Your goal — Find the lines containing the word "content" and copy every one of them.

Entries provided —
################
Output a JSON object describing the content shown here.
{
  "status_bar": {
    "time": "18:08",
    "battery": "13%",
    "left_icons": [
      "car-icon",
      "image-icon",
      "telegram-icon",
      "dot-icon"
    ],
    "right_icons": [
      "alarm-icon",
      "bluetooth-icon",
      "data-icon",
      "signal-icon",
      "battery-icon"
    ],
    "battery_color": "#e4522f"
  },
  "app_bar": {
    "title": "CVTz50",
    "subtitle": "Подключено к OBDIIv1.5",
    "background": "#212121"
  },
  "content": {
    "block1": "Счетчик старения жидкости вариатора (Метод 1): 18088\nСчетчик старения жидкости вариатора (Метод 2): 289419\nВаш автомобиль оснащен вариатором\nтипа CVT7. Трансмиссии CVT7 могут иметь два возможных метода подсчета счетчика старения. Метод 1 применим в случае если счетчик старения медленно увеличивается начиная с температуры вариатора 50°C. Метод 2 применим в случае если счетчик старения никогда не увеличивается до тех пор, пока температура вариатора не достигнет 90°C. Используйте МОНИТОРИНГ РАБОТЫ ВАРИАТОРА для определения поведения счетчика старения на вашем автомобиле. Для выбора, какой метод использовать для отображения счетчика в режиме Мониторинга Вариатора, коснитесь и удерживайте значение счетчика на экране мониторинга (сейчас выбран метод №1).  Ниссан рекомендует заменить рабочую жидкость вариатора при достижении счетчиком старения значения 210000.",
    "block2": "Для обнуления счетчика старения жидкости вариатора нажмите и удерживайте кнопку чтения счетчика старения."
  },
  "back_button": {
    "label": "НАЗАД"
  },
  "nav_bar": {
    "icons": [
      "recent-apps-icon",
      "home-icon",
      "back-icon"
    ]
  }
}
################
Solution to this problem —
Output a JSON object describing the content shown here.
  "content": {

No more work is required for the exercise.